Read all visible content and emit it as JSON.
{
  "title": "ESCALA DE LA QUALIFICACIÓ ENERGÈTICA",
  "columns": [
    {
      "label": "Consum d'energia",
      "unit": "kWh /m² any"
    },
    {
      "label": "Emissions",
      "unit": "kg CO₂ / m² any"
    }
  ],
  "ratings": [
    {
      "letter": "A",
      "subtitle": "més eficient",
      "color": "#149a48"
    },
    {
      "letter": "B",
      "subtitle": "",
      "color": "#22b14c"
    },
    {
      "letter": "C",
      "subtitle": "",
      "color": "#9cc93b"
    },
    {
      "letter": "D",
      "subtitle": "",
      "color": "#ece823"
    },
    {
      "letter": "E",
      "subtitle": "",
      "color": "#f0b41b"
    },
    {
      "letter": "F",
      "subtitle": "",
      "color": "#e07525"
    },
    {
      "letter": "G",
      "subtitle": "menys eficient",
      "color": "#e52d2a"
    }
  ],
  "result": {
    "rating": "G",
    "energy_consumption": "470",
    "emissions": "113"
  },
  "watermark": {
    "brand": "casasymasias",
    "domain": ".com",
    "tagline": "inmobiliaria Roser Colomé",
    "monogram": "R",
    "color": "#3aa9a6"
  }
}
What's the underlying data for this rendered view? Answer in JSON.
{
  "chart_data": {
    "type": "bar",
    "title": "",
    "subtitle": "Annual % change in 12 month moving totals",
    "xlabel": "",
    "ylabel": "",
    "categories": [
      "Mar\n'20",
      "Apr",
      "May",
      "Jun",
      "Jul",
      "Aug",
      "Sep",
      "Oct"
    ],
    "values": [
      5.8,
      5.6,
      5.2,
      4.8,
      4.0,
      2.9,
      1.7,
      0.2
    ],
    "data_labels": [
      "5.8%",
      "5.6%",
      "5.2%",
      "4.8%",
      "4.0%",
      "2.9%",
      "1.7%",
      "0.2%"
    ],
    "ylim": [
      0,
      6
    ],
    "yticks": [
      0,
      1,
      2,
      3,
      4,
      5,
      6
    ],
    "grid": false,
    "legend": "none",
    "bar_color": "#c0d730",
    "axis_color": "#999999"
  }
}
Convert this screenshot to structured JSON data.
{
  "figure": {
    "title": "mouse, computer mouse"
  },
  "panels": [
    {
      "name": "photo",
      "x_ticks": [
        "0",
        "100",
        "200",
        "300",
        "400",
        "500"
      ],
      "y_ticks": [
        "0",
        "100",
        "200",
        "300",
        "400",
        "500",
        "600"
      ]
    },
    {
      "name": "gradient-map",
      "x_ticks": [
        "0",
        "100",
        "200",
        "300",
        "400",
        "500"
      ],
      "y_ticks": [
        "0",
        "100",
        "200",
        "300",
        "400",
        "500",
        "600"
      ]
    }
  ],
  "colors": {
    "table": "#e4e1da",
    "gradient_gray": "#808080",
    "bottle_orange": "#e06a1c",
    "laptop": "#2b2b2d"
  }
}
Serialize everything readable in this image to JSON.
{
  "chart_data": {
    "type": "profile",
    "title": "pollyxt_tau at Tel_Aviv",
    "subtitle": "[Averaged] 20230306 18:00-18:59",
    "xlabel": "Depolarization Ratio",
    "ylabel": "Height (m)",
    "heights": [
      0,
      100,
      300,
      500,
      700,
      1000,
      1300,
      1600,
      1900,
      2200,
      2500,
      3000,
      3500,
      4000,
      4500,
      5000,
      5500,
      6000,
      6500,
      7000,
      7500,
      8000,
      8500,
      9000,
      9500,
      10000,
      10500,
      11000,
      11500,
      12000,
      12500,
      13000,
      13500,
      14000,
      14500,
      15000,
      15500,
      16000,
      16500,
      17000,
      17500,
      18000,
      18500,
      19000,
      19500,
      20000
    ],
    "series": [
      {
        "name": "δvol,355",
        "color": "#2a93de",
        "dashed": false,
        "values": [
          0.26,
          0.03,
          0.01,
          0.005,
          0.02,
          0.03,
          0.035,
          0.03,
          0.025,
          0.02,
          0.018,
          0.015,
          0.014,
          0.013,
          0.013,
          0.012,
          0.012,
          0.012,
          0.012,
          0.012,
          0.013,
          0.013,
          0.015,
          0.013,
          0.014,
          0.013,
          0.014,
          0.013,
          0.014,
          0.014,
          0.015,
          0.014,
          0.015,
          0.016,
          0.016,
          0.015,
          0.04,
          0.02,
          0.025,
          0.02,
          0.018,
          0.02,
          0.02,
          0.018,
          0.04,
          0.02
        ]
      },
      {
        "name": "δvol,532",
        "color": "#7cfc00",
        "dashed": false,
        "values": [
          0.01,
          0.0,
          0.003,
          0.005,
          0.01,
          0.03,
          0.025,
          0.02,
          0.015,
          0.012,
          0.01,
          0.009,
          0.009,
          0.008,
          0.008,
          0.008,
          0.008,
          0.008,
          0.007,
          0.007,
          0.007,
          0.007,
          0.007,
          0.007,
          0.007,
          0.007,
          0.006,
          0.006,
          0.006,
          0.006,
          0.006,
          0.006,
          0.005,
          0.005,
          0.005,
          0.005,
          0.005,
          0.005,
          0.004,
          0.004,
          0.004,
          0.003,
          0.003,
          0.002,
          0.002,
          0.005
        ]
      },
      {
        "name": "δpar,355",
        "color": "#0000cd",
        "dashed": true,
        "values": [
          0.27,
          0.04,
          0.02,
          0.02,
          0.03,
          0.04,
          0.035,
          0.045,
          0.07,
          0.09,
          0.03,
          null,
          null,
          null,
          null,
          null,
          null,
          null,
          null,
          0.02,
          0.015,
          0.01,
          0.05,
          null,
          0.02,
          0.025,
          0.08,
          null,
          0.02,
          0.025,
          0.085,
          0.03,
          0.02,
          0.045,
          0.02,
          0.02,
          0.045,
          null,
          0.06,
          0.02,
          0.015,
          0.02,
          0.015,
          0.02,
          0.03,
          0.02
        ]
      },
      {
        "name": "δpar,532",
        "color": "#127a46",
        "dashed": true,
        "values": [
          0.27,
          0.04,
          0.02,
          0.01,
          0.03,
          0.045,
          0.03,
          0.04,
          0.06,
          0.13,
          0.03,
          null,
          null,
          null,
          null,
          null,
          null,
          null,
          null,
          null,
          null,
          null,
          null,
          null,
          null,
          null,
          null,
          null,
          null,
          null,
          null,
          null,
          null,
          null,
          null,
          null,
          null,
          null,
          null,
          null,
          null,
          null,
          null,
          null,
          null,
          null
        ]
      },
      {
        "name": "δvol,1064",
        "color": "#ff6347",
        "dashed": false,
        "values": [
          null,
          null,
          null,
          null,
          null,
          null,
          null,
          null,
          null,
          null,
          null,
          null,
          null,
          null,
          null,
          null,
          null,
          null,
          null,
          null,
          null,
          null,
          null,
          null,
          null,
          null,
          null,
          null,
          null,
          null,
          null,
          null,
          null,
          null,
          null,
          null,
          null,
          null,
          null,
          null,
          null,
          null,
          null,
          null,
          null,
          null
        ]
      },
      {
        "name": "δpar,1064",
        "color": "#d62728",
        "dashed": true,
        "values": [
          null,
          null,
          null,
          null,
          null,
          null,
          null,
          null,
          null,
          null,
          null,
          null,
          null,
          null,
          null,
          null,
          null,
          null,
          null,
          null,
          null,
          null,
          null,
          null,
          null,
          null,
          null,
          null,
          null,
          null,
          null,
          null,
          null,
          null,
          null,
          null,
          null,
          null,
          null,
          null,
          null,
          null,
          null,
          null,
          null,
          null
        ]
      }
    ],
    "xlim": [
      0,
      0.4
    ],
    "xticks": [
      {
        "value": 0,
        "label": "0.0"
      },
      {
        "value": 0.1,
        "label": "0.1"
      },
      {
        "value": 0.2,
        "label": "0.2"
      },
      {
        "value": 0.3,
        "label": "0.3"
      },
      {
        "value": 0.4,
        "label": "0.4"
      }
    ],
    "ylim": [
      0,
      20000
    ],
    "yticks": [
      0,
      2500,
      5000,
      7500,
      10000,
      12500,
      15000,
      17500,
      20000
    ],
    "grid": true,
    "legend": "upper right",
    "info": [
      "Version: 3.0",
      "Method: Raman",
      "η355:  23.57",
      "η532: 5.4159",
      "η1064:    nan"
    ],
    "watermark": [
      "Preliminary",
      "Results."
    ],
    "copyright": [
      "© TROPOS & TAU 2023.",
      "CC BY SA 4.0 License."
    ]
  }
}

::::::

Exercise prompt: Copy out each line in the listing that has the word "letter".

Output for this exercise:
      "letter": "A",
      "letter": "B",
      "letter": "C",
      "letter": "D",
      "letter": "E",
      "letter": "F",
      "letter": "G",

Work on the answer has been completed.